§ **Given exercise**
Copy out all lines with the word "guidance" in them.

§ **Working data**
┄┄┄┄┄┄

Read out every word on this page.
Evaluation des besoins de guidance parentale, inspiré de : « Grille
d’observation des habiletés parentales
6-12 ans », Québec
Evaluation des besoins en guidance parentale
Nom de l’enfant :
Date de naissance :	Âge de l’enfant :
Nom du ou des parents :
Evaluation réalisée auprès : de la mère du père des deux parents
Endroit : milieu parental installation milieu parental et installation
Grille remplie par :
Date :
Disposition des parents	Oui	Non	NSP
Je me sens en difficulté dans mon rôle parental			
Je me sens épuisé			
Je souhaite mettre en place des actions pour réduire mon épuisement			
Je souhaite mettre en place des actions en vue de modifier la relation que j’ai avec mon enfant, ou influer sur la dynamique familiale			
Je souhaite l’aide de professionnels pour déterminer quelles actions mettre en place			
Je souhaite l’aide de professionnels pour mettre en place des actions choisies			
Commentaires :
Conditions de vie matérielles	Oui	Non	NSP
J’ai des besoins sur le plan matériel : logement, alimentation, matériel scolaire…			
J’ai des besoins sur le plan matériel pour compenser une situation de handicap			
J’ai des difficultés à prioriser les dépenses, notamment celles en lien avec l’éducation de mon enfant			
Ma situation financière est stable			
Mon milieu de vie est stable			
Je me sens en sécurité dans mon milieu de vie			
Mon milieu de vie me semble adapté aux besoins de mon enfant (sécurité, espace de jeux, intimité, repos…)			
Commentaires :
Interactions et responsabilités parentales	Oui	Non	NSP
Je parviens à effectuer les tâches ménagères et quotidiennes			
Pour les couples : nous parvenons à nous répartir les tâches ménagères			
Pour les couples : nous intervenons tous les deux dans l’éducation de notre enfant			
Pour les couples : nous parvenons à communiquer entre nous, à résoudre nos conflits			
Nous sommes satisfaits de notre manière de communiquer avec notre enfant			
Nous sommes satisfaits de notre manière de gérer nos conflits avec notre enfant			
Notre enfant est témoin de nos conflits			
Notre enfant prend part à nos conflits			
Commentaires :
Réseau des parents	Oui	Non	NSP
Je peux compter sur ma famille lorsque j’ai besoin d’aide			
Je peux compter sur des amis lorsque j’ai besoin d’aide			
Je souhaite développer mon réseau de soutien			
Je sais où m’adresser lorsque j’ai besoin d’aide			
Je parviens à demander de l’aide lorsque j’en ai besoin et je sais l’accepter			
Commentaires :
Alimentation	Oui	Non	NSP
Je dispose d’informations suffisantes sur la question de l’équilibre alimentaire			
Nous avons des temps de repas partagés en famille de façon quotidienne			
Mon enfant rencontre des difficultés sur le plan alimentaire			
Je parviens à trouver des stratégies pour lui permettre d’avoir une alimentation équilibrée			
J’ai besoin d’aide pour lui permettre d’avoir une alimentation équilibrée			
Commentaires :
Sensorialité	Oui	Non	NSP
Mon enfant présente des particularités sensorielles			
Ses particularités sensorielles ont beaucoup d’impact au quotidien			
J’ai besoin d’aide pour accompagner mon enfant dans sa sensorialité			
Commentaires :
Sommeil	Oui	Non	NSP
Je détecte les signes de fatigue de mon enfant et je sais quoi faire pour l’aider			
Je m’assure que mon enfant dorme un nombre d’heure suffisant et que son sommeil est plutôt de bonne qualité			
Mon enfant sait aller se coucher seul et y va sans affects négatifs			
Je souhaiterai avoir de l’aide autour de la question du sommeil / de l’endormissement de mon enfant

┄┄┄┄┄┄

§ **Response to the exercise**
Evaluation des besoins de guidance parentale, inspiré de : « Grille
Evaluation des besoins en guidance parentale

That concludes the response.